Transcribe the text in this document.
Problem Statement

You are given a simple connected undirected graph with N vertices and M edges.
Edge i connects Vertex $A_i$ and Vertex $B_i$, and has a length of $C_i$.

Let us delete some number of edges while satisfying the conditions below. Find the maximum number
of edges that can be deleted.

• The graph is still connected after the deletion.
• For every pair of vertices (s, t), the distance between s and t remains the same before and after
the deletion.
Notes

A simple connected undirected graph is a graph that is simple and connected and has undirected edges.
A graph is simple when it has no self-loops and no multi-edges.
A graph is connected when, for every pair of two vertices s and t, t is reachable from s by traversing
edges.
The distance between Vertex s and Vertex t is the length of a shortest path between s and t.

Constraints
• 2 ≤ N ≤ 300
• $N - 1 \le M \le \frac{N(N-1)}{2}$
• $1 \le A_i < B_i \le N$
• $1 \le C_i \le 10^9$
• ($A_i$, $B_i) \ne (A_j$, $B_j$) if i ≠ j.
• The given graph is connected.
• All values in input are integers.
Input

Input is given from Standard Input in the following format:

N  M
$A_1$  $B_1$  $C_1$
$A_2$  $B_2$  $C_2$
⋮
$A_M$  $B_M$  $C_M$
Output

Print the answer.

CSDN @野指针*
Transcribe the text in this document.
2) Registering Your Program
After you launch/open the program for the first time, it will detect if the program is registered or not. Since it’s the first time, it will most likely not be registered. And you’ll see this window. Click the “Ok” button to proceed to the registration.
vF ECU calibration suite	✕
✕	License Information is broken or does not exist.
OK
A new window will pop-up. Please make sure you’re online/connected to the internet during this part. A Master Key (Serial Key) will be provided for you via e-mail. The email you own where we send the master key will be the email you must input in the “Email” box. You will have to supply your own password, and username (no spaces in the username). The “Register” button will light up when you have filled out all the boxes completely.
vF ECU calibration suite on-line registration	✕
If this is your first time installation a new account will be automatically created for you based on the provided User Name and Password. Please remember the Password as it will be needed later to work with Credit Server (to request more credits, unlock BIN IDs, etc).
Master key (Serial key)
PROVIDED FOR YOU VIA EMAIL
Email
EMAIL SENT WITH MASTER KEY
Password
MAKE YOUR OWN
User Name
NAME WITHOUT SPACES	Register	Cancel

To do ▸ Reproduce the entries above in full by retyping them exactly.

Answer to the problem ▸
Transcribe the text in this document.
Problem Statement

You are given a simple connected undirected graph with N vertices and M edges.
Edge i connects Vertex $A_i$ and Vertex $B_i$, and has a length of $C_i$.

Let us delete some number of edges while satisfying the conditions below. Find the maximum number
of edges that can be deleted.

• The graph is still connected after the deletion.
• For every pair of vertices (s, t), the distance between s and t remains the same before and after
the deletion.
Notes

A simple connected undirected graph is a graph that is simple and connected and has undirected edges.
A graph is simple when it has no self-loops and no multi-edges.
A graph is connected when, for every pair of two vertices s and t, t is reachable from s by traversing
edges.
The distance between Vertex s and Vertex t is the length of a shortest path between s and t.

Constraints
• 2 ≤ N ≤ 300
• $N - 1 \le M \le \frac{N(N-1)}{2}$
• $1 \le A_i < B_i \le N$
• $1 \le C_i \le 10^9$
• ($A_i$, $B_i) \ne (A_j$, $B_j$) if i ≠ j.
• The given graph is connected.
• All values in input are integers.
Input

Input is given from Standard Input in the following format:

N  M
$A_1$  $B_1$  $C_1$
$A_2$  $B_2$  $C_2$
⋮
$A_M$  $B_M$  $C_M$
Output

Print the answer.

CSDN @野指针*
Transcribe the text in this document.
2) Registering Your Program
After you launch/open the program for the first time, it will detect if the program is registered or not. Since it’s the first time, it will most likely not be registered. And you’ll see this window. Click the “Ok” button to proceed to the registration.
vF ECU calibration suite	✕
✕	License Information is broken or does not exist.
OK
A new window will pop-up. Please make sure you’re online/connected to the internet during this part. A Master Key (Serial Key) will be provided for you via e-mail. The email you own where we send the master key will be the email you must input in the “Email” box. You will have to supply your own password, and username (no spaces in the username). The “Register” button will light up when you have filled out all the boxes completely.
vF ECU calibration suite on-line registration	✕
If this is your first time installation a new account will be automatically created for you based on the provided User Name and Password. Please remember the Password as it will be needed later to work with Credit Server (to request more credits, unlock BIN IDs, etc).
Master key (Serial key)
PROVIDED FOR YOU VIA EMAIL
Email
EMAIL SENT WITH MASTER KEY
Password
MAKE YOUR OWN
User Name
NAME WITHOUT SPACES	Register	Cancel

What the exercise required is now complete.